YOUR OBJECTIVE:
Images are excluded; otherwise, output every record exactly.

Saved data entries:
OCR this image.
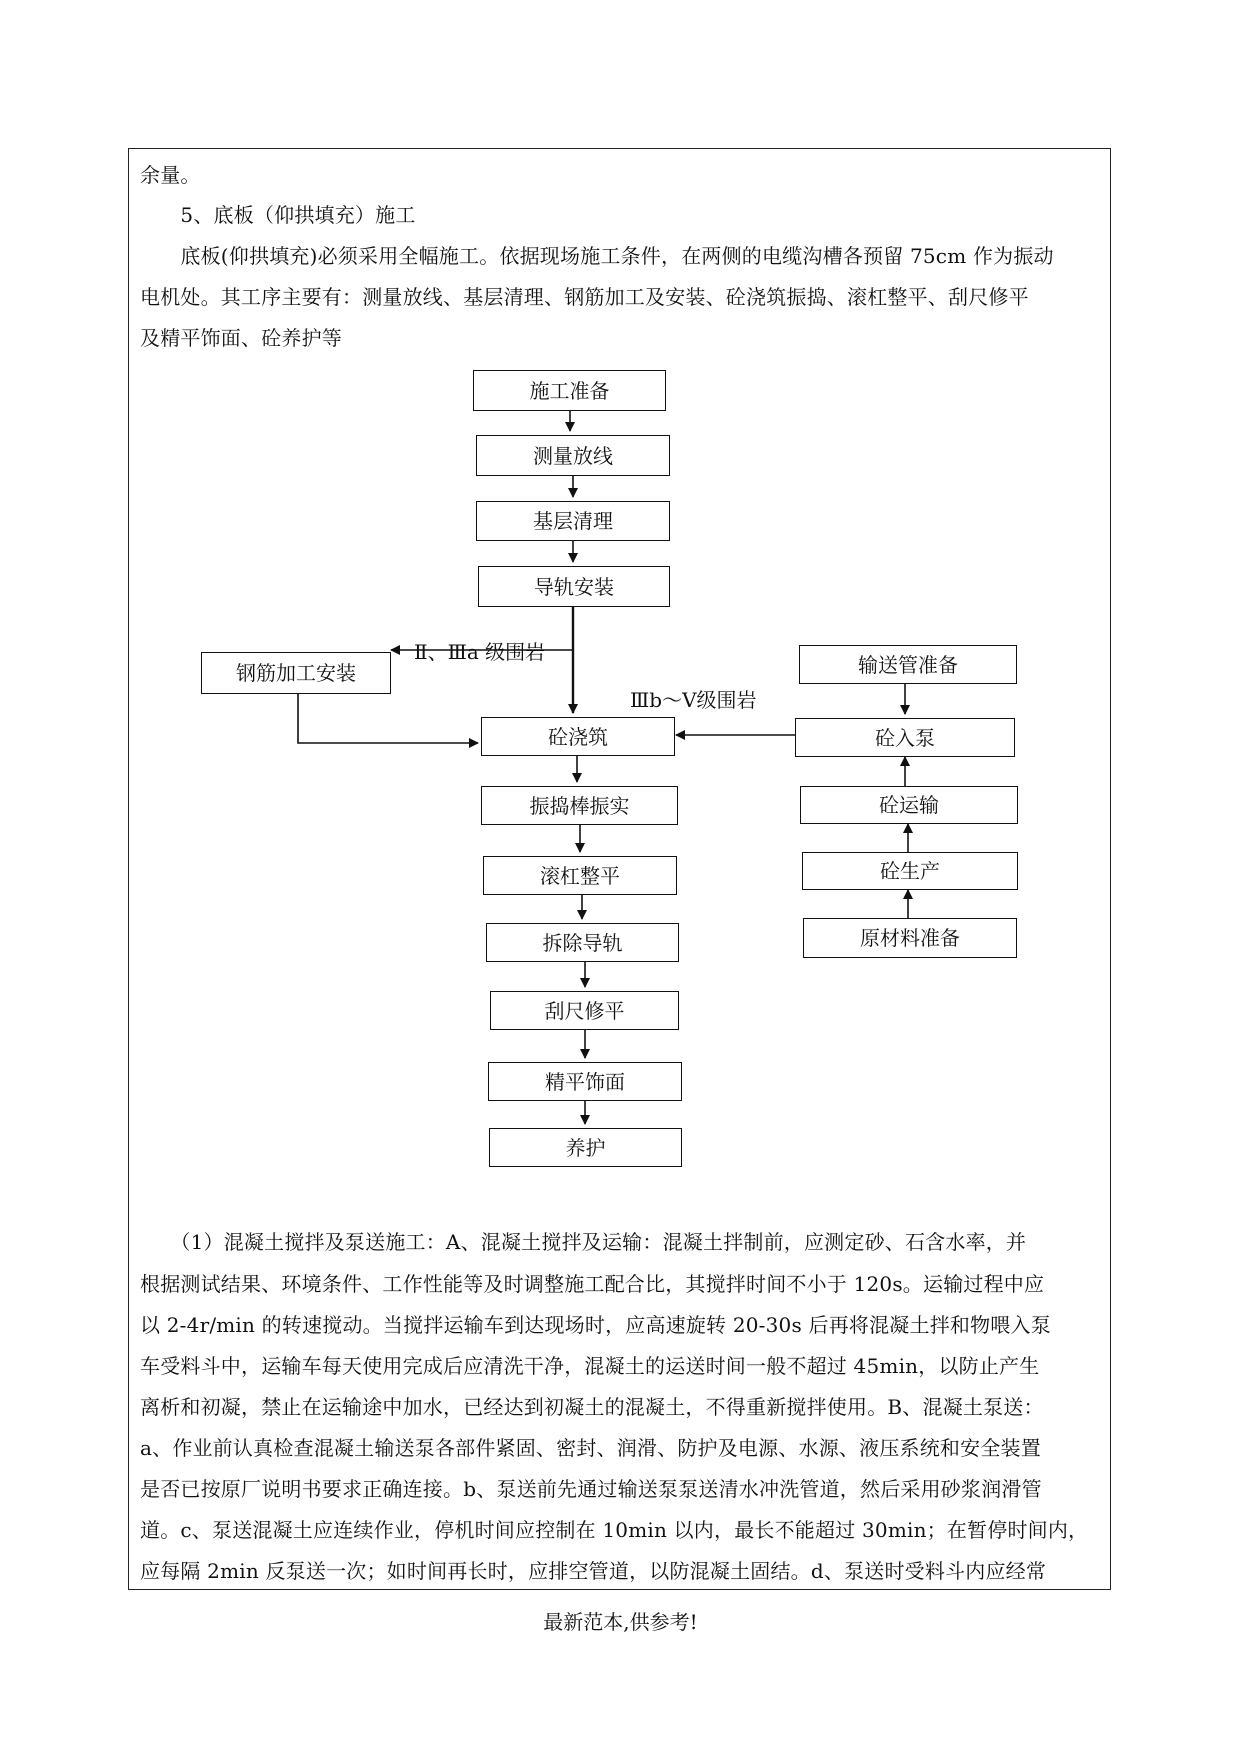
余量。
　　5、底板（仰拱填充）施工
　　底板(仰拱填充)必须采用全幅施工。依据现场施工条件，在两侧的电缆沟槽各预留 75cm 作为振动
电机处。其工序主要有：测量放线、基层清理、钢筋加工及安装、砼浇筑振捣、滚杠整平、刮尺修平
及精平饰面、砼养护等
施工准备
测量放线
基层清理
导轨安装
砼浇筑
振捣棒振实
滚杠整平
拆除导轨
刮尺修平
精平饰面
养护
钢筋加工安装	输送管准备
砼入泵
砼运输
砼生产
原材料准备
Ⅱ、Ⅲa 级围岩
Ⅲb～Ⅴ级围岩
　　（1）混凝土搅拌及泵送施工：A、混凝土搅拌及运输：混凝土拌制前，应测定砂、石含水率，并
根据测试结果、环境条件、工作性能等及时调整施工配合比，其搅拌时间不小于 120s。运输过程中应
以 2-4r/min 的转速搅动。当搅拌运输车到达现场时，应高速旋转 20-30s 后再将混凝土拌和物喂入泵
车受料斗中，运输车每天使用完成后应清洗干净，混凝土的运送时间一般不超过 45min，以防止产生
离析和初凝，禁止在运输途中加水，已经达到初凝土的混凝土，不得重新搅拌使用。B、混凝土泵送：
a、作业前认真检查混凝土输送泵各部件紧固、密封、润滑、防护及电源、水源、液压系统和安全装置
是否已按原厂说明书要求正确连接。b、泵送前先通过输送泵泵送清水冲洗管道，然后采用砂浆润滑管
道。c、泵送混凝土应连续作业，停机时间应控制在 10min 以内，最长不能超过 30min；在暂停时间内，
应每隔 2min 反泵送一次；如时间再长时，应排空管道，以防混凝土固结。d、泵送时受料斗内应经常
最新范本,供参考!
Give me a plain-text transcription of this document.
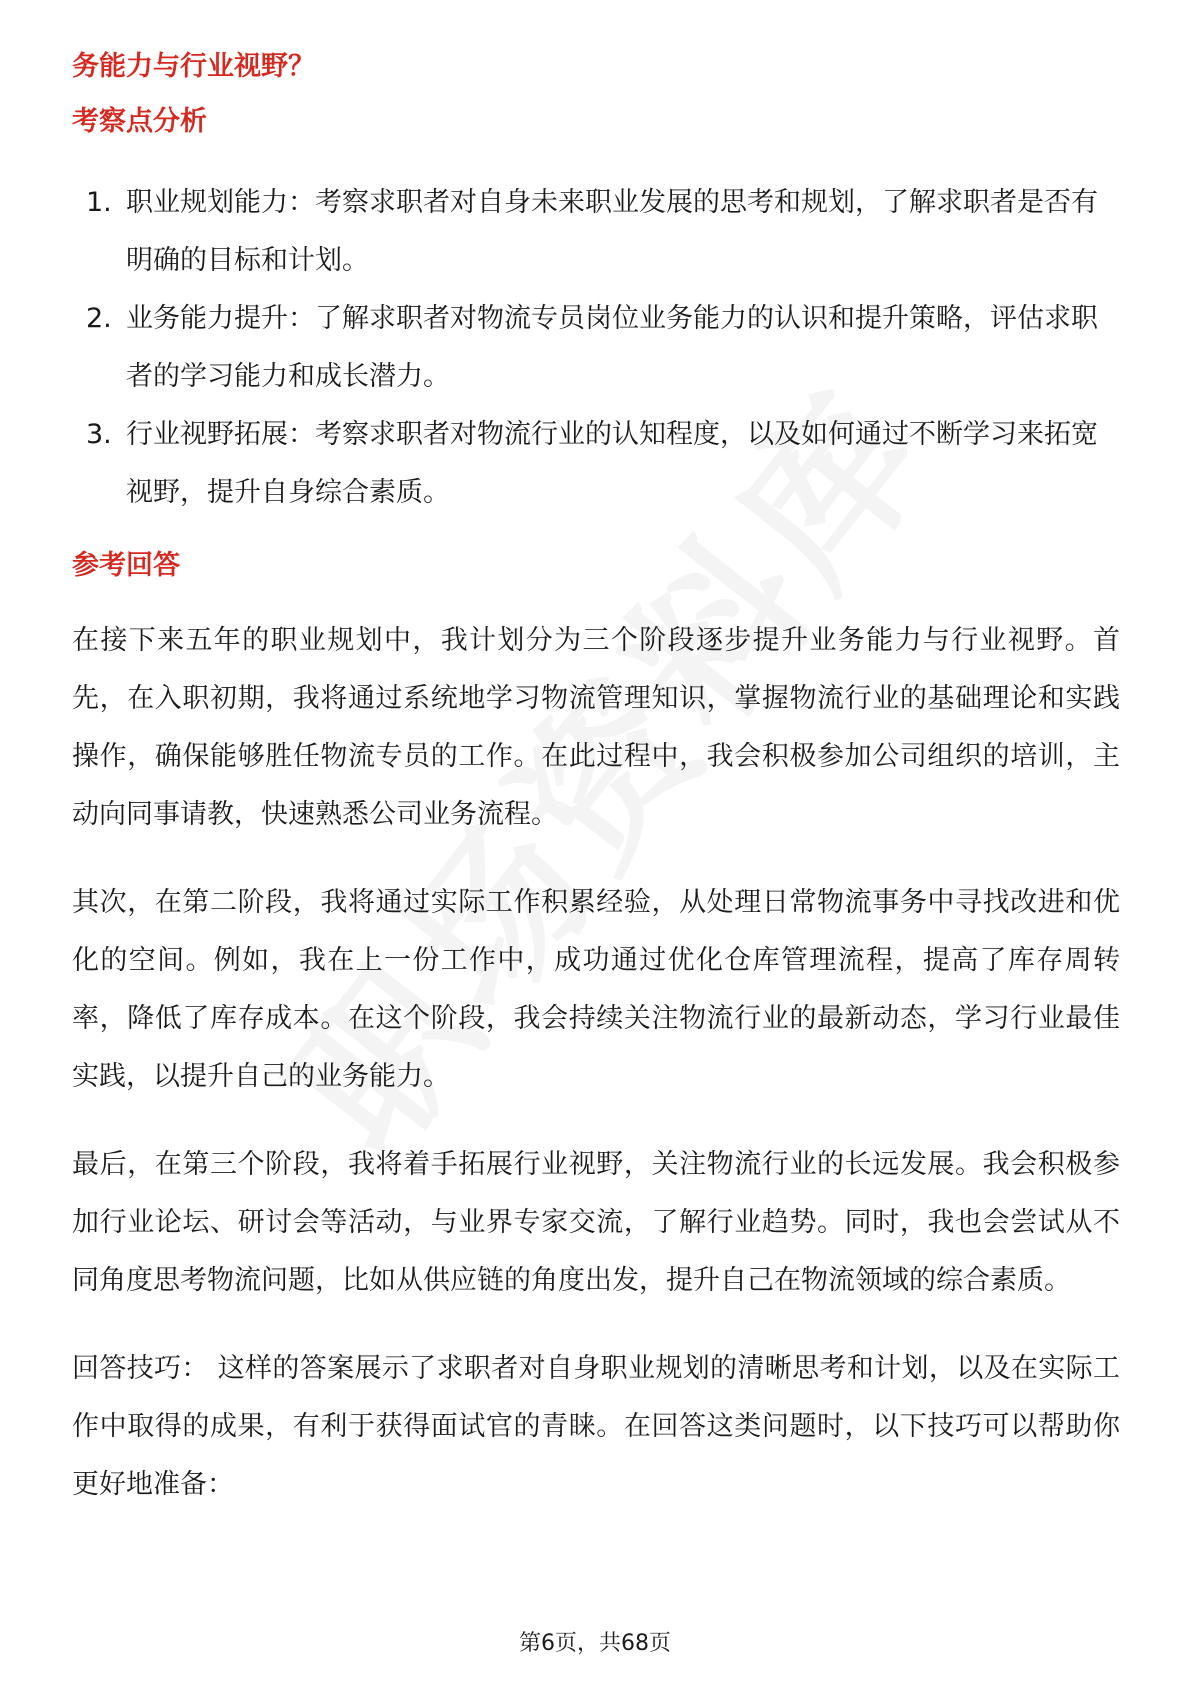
务能力与行业视野？
考察点分析
1. 职业规划能力：考察求职者对自身未来职业发展的思考和规划，了解求职者是否有明确的目标和计划。
2. 业务能力提升：了解求职者对物流专员岗位业务能力的认识和提升策略，评估求职者的学习能力和成长潜力。
3. 行业视野拓展：考察求职者对物流行业的认知程度，以及如何通过不断学习来拓宽视野，提升自身综合素质。
参考回答

在接下来五年的职业规划中，我计划分为三个阶段逐步提升业务能力与行业视野。首先，在入职初期，我将通过系统地学习物流管理知识，掌握物流行业的基础理论和实践操作，确保能够胜任物流专员的工作。在此过程中，我会积极参加公司组织的培训，主动向同事请教，快速熟悉公司业务流程。

其次，在第二阶段，我将通过实际工作积累经验，从处理日常物流事务中寻找改进和优化的空间。例如，我在上一份工作中，成功通过优化仓库管理流程，提高了库存周转率，降低了库存成本。在这个阶段，我会持续关注物流行业的最新动态，学习行业最佳实践，以提升自己的业务能力。

最后，在第三个阶段，我将着手拓展行业视野，关注物流行业的长远发展。我会积极参加行业论坛、研讨会等活动，与业界专家交流，了解行业趋势。同时，我也会尝试从不同角度思考物流问题，比如从供应链的角度出发，提升自己在物流领域的综合素质。

回答技巧： 这样的答案展示了求职者对自身职业规划的清晰思考和计划，以及在实际工作中取得的成果，有利于获得面试官的青睐。在回答这类问题时，以下技巧可以帮助你更好地准备：

第6页，共68页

RESPONSE FOR THIS EXERCISE:
OCR this image.
余量。
　　5、底板（仰拱填充）施工
　　底板(仰拱填充)必须采用全幅施工。依据现场施工条件，在两侧的电缆沟槽各预留 75cm 作为振动
电机处。其工序主要有：测量放线、基层清理、钢筋加工及安装、砼浇筑振捣、滚杠整平、刮尺修平
及精平饰面、砼养护等
施工准备
测量放线
基层清理
导轨安装
砼浇筑
振捣棒振实
滚杠整平
拆除导轨
刮尺修平
精平饰面
养护
钢筋加工安装	输送管准备
砼入泵
砼运输
砼生产
原材料准备
Ⅱ、Ⅲa 级围岩
Ⅲb～Ⅴ级围岩
　　（1）混凝土搅拌及泵送施工：A、混凝土搅拌及运输：混凝土拌制前，应测定砂、石含水率，并
根据测试结果、环境条件、工作性能等及时调整施工配合比，其搅拌时间不小于 120s。运输过程中应
以 2-4r/min 的转速搅动。当搅拌运输车到达现场时，应高速旋转 20-30s 后再将混凝土拌和物喂入泵
车受料斗中，运输车每天使用完成后应清洗干净，混凝土的运送时间一般不超过 45min，以防止产生
离析和初凝，禁止在运输途中加水，已经达到初凝土的混凝土，不得重新搅拌使用。B、混凝土泵送：
a、作业前认真检查混凝土输送泵各部件紧固、密封、润滑、防护及电源、水源、液压系统和安全装置
是否已按原厂说明书要求正确连接。b、泵送前先通过输送泵泵送清水冲洗管道，然后采用砂浆润滑管
道。c、泵送混凝土应连续作业，停机时间应控制在 10min 以内，最长不能超过 30min；在暂停时间内，
应每隔 2min 反泵送一次；如时间再长时，应排空管道，以防混凝土固结。d、泵送时受料斗内应经常
最新范本,供参考!
Give me a plain-text transcription of this document.
务能力与行业视野？
考察点分析
1. 职业规划能力：考察求职者对自身未来职业发展的思考和规划，了解求职者是否有明确的目标和计划。
2. 业务能力提升：了解求职者对物流专员岗位业务能力的认识和提升策略，评估求职者的学习能力和成长潜力。
3. 行业视野拓展：考察求职者对物流行业的认知程度，以及如何通过不断学习来拓宽视野，提升自身综合素质。
参考回答

在接下来五年的职业规划中，我计划分为三个阶段逐步提升业务能力与行业视野。首先，在入职初期，我将通过系统地学习物流管理知识，掌握物流行业的基础理论和实践操作，确保能够胜任物流专员的工作。在此过程中，我会积极参加公司组织的培训，主动向同事请教，快速熟悉公司业务流程。

其次，在第二阶段，我将通过实际工作积累经验，从处理日常物流事务中寻找改进和优化的空间。例如，我在上一份工作中，成功通过优化仓库管理流程，提高了库存周转率，降低了库存成本。在这个阶段，我会持续关注物流行业的最新动态，学习行业最佳实践，以提升自己的业务能力。

最后，在第三个阶段，我将着手拓展行业视野，关注物流行业的长远发展。我会积极参加行业论坛、研讨会等活动，与业界专家交流，了解行业趋势。同时，我也会尝试从不同角度思考物流问题，比如从供应链的角度出发，提升自己在物流领域的综合素质。

回答技巧： 这样的答案展示了求职者对自身职业规划的清晰思考和计划，以及在实际工作中取得的成果，有利于获得面试官的青睐。在回答这类问题时，以下技巧可以帮助你更好地准备：

第6页，共68页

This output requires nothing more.